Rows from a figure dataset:
· · · ·

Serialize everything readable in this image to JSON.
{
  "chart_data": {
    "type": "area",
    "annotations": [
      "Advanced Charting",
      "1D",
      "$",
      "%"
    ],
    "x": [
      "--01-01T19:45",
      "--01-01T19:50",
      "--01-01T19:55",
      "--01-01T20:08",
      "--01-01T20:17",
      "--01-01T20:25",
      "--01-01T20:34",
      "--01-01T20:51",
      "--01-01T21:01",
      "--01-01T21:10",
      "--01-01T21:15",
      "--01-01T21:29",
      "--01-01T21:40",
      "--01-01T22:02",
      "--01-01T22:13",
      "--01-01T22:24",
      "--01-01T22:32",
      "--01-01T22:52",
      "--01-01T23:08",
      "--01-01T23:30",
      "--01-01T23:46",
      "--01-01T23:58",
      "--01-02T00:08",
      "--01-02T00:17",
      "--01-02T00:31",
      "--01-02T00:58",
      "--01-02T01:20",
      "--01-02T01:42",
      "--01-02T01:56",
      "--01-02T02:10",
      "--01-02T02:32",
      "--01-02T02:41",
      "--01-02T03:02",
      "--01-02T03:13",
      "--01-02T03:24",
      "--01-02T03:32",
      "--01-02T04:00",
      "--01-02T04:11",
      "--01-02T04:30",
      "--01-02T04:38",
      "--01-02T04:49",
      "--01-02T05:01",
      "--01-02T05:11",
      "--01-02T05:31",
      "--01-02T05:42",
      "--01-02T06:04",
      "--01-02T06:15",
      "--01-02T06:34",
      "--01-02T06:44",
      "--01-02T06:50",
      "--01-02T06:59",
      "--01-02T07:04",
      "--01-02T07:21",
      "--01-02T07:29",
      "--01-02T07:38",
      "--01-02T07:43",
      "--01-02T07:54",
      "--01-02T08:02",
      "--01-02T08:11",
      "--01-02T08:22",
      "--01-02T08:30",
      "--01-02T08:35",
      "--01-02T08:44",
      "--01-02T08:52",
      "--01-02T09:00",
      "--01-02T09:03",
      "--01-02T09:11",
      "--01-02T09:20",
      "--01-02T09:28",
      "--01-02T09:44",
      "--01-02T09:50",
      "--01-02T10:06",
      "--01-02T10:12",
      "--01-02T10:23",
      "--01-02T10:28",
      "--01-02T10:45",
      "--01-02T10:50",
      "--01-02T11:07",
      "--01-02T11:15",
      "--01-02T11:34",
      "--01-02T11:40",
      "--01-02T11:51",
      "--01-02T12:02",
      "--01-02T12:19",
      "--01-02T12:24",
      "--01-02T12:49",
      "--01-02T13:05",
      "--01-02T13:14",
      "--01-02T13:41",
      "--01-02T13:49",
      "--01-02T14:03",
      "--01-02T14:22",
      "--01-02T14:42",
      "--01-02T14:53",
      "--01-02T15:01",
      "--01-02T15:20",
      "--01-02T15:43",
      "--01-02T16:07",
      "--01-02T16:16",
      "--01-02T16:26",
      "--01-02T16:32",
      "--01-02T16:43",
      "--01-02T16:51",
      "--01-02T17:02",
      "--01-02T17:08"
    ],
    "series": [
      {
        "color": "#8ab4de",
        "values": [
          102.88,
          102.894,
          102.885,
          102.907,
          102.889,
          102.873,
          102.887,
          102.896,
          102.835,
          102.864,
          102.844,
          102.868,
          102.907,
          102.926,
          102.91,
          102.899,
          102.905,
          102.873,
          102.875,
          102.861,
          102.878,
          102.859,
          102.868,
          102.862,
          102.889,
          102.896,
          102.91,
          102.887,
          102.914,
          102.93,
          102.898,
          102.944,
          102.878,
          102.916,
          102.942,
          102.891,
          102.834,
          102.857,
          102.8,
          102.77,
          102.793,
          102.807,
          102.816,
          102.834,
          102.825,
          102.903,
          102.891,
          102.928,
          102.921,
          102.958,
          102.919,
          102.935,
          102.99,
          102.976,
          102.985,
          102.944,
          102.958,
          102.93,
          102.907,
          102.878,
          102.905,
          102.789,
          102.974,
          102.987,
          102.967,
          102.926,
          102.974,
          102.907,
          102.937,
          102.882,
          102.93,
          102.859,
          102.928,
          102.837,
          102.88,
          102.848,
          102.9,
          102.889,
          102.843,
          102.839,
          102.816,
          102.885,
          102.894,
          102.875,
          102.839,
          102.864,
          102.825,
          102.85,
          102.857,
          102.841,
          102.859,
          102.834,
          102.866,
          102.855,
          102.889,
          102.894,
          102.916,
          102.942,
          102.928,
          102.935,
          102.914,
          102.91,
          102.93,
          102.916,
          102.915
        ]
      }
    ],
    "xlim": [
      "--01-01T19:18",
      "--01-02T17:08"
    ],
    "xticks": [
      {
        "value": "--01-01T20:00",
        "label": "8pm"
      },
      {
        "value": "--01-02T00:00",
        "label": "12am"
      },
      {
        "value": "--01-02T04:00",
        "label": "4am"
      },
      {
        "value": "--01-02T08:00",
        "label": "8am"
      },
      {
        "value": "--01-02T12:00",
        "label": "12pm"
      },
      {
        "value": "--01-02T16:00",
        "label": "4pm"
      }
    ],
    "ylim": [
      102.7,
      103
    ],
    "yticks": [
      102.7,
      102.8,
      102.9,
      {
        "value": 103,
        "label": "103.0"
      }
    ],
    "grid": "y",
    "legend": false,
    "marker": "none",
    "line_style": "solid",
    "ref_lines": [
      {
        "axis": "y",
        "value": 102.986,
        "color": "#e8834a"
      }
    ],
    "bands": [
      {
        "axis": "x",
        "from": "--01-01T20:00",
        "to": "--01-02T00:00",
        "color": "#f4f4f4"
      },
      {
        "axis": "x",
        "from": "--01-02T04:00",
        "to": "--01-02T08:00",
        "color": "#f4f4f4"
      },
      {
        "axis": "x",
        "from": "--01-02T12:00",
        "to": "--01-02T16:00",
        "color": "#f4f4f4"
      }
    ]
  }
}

· · · ·

REQUIRED TASK:
Collect each line containing the string "label".

FULL SOLUTION:
        "label": "8pm"
        "label": "12am"
        "label": "4am"
        "label": "8am"
        "label": "12pm"
        "label": "4pm"
        "label": "103.0"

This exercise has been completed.